# [WHAT IS NEEDED]
Read through the entries below and return each line with the word "true".

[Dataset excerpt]
━━━━━━━━━━
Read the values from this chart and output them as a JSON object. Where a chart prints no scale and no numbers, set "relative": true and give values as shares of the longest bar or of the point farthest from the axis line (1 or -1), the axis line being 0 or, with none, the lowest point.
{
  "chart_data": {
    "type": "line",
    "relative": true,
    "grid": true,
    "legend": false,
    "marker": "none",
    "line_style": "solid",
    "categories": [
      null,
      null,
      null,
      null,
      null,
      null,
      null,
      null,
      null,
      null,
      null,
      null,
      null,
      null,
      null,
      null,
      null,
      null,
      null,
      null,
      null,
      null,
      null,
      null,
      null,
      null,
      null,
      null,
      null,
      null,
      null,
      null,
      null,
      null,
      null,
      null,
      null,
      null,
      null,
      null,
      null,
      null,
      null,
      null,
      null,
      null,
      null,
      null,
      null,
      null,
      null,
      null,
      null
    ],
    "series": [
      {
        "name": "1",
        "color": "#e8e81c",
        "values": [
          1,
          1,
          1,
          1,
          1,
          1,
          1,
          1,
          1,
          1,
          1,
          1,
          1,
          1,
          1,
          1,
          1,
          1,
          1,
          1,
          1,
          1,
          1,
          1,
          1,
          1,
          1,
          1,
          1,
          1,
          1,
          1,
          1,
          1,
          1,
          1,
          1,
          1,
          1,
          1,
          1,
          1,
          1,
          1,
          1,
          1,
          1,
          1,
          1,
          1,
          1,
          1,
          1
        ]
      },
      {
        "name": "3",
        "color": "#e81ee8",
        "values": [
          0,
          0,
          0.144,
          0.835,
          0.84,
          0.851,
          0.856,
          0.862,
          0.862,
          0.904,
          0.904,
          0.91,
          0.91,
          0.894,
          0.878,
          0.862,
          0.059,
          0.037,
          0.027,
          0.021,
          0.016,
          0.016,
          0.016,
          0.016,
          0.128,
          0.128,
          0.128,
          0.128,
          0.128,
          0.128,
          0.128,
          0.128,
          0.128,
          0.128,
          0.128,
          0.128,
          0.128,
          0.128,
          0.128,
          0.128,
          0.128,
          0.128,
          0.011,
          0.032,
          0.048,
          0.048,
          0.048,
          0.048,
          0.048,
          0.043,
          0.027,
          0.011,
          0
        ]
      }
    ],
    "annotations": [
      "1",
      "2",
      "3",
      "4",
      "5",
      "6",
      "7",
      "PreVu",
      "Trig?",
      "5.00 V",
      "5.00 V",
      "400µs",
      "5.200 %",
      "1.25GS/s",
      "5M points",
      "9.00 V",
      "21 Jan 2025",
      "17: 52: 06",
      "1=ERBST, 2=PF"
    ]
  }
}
━━━━━━━━━━
# [SOLUTION FOR THIS EXERCISE]
Read the values from this chart and output them as a JSON object. Where a chart prints no scale and no numbers, set "relative": true and give values as shares of the longest bar or of the point farthest from the axis line (1 or -1), the axis line being 0 or, with none, the lowest point.
    "relative": true,
    "grid": true,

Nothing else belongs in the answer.